- [Aim of the task] Look through the material below for "Processor". Copy every line that contains it.

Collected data
------
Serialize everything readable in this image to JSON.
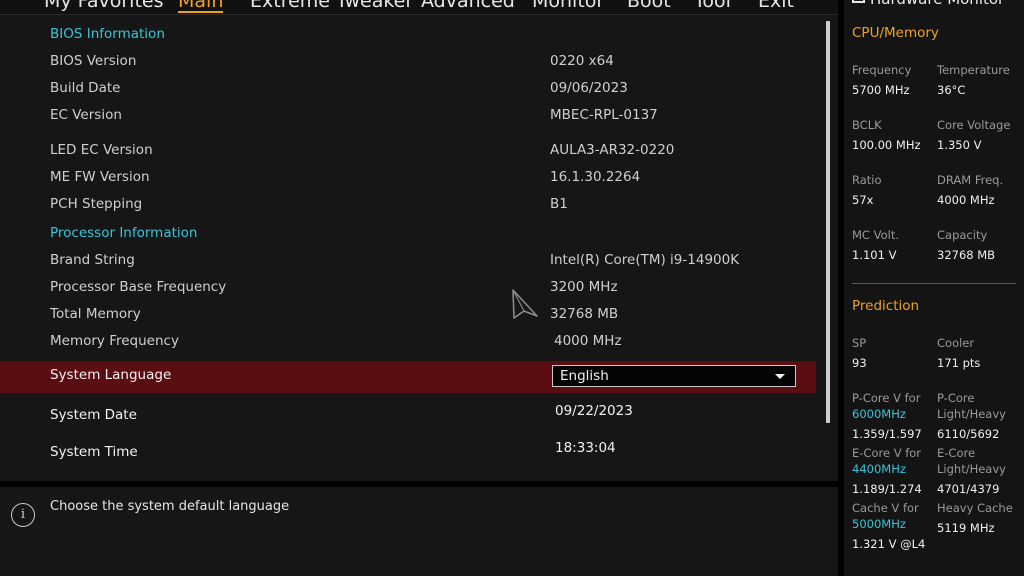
{
  "nav": {
    "items": [
      {
        "label": "My Favorites"
      },
      {
        "label": "Main"
      },
      {
        "label": "Extreme Tweaker"
      },
      {
        "label": "Advanced"
      },
      {
        "label": "Monitor"
      },
      {
        "label": "Boot"
      },
      {
        "label": "Tool"
      },
      {
        "label": "Exit"
      }
    ],
    "active": "Main"
  },
  "main": {
    "bios_info_title": "BIOS Information",
    "rows": [
      {
        "label": "BIOS Version",
        "value": "0220  x64"
      },
      {
        "label": "Build Date",
        "value": "09/06/2023"
      },
      {
        "label": "EC Version",
        "value": "MBEC-RPL-0137"
      },
      {
        "label": "LED EC Version",
        "value": "AULA3-AR32-0220"
      },
      {
        "label": "ME FW Version",
        "value": "16.1.30.2264"
      },
      {
        "label": "PCH Stepping",
        "value": "B1"
      }
    ],
    "processor_info_title": "Processor Information",
    "proc_rows": [
      {
        "label": "Brand String",
        "value": "Intel(R) Core(TM) i9-14900K"
      },
      {
        "label": "Processor Base Frequency",
        "value": "3200 MHz"
      },
      {
        "label": "Total Memory",
        "value": "32768 MB"
      },
      {
        "label": "Memory Frequency",
        "value": "4000 MHz"
      }
    ],
    "system_language": {
      "label": "System Language",
      "value": "English"
    },
    "system_date": {
      "label": "System Date",
      "value": "09/22/2023"
    },
    "system_time": {
      "label": "System Time",
      "value": "18:33:04"
    }
  },
  "help": {
    "text": "Choose the system default language"
  },
  "hw_monitor": {
    "title": "Hardware Monitor",
    "cpu_memory_title": "CPU/Memory",
    "cpu": [
      {
        "label": "Frequency",
        "value": "5700 MHz"
      },
      {
        "label": "Temperature",
        "value": "36°C"
      },
      {
        "label": "BCLK",
        "value": "100.00 MHz"
      },
      {
        "label": "Core Voltage",
        "value": "1.350 V"
      },
      {
        "label": "Ratio",
        "value": "57x"
      },
      {
        "label": "DRAM Freq.",
        "value": "4000 MHz"
      },
      {
        "label": "MC Volt.",
        "value": "1.101 V"
      },
      {
        "label": "Capacity",
        "value": "32768 MB"
      }
    ],
    "prediction_title": "Prediction",
    "sp": {
      "label": "SP",
      "value": "93"
    },
    "cooler": {
      "label": "Cooler",
      "value": "171 pts"
    },
    "pcore_v": {
      "line1": "P-Core V for",
      "freq": "6000MHz",
      "value": "1.359/1.597"
    },
    "pcore_lh": {
      "line1": "P-Core",
      "line2": "Light/Heavy",
      "value": "6110/5692"
    },
    "ecore_v": {
      "line1": "E-Core V for",
      "freq": "4400MHz",
      "value": "1.189/1.274"
    },
    "ecore_lh": {
      "line1": "E-Core",
      "line2": "Light/Heavy",
      "value": "4701/4379"
    },
    "cache_v": {
      "line1": "Cache V for",
      "freq": "5000MHz",
      "value": "1.321 V @L4"
    },
    "heavy_cache": {
      "line1": "Heavy Cache",
      "value": "5119 MHz"
    }
  }
}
------
- [Complete output]
    "processor_info_title": "Processor Information",
        "label": "Processor Base Frequency",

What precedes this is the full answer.